### Supplied data:

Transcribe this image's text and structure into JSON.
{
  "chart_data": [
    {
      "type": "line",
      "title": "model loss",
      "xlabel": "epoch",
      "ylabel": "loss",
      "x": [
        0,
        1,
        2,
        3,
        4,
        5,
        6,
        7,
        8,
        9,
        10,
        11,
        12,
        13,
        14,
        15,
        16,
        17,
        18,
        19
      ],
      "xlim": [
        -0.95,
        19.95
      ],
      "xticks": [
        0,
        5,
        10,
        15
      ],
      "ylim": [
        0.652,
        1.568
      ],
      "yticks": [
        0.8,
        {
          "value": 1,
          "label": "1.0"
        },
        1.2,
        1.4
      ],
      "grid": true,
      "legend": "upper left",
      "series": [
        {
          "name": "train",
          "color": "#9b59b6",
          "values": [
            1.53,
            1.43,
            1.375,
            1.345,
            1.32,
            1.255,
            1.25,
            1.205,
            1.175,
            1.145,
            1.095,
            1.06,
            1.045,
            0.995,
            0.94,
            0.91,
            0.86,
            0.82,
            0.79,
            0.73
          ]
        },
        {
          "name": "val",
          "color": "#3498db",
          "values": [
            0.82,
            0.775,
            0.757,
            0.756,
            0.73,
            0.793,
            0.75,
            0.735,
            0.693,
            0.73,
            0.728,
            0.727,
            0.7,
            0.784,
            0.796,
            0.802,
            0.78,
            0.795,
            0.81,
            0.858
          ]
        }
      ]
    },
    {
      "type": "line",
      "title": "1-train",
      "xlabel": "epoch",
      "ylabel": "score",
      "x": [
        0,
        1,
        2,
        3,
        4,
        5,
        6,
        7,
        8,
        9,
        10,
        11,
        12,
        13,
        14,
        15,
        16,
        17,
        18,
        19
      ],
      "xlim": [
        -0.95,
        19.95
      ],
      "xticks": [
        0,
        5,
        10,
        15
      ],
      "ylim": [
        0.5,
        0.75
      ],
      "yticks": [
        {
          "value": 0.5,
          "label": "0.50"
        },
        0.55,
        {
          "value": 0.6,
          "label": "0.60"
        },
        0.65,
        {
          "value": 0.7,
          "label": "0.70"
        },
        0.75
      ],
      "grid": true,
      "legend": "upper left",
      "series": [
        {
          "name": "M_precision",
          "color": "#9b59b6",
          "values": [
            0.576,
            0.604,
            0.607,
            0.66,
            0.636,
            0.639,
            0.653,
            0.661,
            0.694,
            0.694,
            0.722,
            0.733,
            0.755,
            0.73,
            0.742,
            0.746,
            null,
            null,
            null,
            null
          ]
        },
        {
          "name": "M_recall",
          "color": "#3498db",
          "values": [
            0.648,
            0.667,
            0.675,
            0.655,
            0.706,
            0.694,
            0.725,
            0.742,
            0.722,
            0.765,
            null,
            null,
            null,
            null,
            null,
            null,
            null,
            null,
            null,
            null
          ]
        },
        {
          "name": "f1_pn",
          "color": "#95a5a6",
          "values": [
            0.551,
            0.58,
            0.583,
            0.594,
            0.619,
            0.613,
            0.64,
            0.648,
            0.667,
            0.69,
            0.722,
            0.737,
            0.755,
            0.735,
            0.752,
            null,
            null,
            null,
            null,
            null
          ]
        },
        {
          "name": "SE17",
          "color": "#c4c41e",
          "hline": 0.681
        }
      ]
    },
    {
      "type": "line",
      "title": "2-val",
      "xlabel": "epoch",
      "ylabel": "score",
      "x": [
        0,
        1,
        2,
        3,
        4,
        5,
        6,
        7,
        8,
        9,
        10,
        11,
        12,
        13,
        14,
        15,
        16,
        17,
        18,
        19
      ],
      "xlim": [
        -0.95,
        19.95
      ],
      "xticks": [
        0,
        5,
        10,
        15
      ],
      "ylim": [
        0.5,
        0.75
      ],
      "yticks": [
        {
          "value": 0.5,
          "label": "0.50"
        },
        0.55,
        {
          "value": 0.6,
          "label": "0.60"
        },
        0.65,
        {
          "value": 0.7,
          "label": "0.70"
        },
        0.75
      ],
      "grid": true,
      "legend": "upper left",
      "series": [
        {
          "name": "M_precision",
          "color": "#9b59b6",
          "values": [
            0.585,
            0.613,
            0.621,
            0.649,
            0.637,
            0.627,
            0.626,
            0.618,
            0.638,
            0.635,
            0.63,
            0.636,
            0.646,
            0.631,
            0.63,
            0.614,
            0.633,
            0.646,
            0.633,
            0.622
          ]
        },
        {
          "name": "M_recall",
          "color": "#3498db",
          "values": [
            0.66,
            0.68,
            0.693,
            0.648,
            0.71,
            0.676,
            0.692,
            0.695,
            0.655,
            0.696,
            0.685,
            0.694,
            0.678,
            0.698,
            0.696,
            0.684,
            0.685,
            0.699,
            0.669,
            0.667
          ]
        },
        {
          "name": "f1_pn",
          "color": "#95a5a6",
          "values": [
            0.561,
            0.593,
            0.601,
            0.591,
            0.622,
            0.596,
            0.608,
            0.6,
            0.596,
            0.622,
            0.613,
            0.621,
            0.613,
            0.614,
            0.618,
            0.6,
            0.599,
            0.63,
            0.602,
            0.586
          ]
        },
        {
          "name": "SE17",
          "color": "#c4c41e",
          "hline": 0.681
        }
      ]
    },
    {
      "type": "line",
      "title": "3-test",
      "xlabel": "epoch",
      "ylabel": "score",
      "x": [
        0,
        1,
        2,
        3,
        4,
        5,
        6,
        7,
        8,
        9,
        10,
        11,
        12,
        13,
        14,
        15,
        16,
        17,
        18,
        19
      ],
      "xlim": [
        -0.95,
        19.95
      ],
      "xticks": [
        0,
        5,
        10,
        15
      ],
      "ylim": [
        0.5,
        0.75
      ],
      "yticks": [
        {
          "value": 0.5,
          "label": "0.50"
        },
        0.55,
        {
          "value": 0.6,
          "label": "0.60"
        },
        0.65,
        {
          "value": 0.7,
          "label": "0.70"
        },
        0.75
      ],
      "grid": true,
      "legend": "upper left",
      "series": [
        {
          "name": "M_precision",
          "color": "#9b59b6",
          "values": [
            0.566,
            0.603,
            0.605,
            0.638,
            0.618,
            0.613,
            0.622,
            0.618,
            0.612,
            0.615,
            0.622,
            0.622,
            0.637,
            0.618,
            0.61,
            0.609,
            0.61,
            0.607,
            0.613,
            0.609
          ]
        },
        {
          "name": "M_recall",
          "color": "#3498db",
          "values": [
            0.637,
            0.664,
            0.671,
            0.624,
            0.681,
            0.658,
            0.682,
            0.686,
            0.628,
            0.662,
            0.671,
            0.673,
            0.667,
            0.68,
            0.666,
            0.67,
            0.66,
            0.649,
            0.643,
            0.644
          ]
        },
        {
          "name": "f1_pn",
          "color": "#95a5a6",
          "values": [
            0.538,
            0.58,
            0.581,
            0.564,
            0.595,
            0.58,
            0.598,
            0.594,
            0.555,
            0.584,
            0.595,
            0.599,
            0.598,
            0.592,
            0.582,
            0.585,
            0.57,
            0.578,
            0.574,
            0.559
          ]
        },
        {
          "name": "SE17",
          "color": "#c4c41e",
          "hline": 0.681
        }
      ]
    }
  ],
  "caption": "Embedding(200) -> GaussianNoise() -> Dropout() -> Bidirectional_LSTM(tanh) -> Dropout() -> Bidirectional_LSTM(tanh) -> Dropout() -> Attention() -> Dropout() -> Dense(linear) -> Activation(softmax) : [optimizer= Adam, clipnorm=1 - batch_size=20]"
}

--

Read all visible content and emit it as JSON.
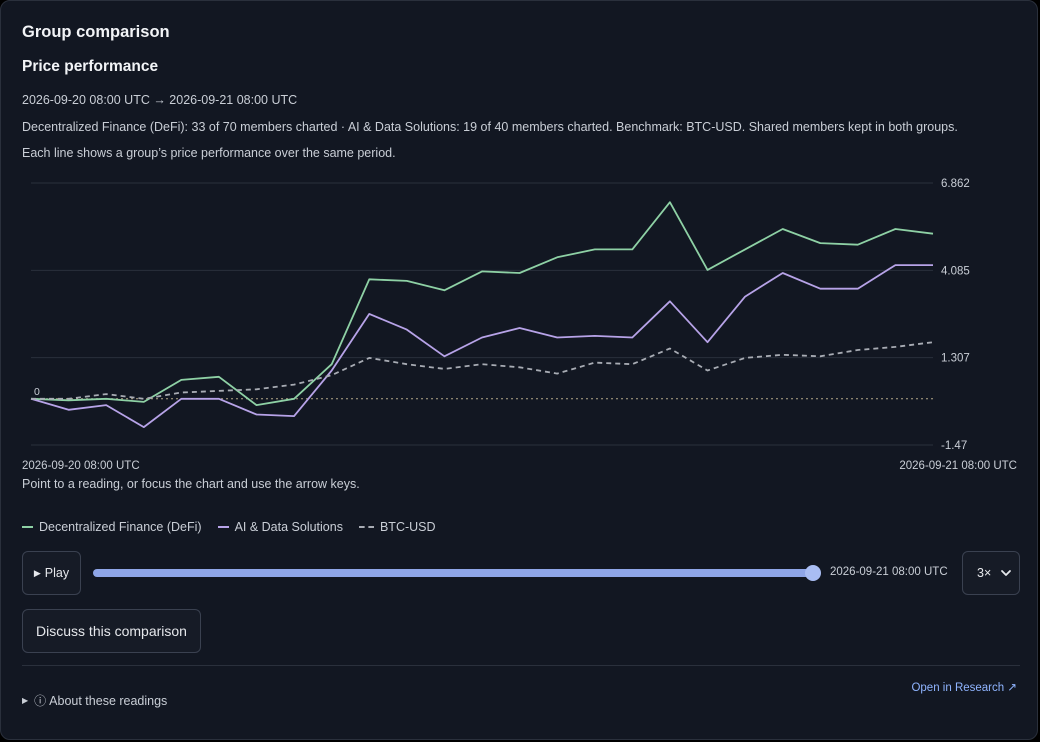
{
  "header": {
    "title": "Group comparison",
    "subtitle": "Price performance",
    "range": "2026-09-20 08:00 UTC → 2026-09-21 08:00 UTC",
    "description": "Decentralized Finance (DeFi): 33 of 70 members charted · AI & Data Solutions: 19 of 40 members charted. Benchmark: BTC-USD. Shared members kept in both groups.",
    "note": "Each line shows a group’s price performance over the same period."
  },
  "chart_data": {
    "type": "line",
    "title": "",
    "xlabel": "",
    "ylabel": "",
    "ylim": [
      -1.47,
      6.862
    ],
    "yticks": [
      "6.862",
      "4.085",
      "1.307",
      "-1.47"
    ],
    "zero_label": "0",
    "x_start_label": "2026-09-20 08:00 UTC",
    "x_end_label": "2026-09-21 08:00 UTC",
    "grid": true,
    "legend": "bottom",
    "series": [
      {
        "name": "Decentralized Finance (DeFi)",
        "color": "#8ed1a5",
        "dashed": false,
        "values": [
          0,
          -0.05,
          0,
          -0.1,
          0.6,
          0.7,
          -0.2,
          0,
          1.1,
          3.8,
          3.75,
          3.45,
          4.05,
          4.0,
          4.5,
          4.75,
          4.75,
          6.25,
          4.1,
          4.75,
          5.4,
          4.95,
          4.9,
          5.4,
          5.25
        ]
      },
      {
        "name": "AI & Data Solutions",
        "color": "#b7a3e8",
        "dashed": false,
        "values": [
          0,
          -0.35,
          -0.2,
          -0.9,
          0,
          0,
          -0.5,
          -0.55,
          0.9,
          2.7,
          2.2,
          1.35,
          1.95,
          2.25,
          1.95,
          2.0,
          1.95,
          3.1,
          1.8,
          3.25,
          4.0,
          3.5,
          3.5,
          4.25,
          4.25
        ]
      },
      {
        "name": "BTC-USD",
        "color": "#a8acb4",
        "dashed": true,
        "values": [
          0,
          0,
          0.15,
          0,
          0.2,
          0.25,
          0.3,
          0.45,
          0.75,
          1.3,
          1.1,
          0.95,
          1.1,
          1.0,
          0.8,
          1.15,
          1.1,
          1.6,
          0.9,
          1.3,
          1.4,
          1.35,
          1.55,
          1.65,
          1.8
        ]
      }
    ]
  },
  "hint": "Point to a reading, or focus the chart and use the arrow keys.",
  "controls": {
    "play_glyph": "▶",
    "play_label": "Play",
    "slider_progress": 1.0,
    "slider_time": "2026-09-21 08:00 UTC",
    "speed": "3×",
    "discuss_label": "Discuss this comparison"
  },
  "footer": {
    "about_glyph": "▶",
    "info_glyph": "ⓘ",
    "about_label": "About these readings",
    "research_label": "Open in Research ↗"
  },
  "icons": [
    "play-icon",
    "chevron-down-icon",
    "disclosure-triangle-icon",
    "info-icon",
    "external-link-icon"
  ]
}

### Exercise:
Count the lines in the records above that contain the word "performance", and give only the number.

### Written solution:
2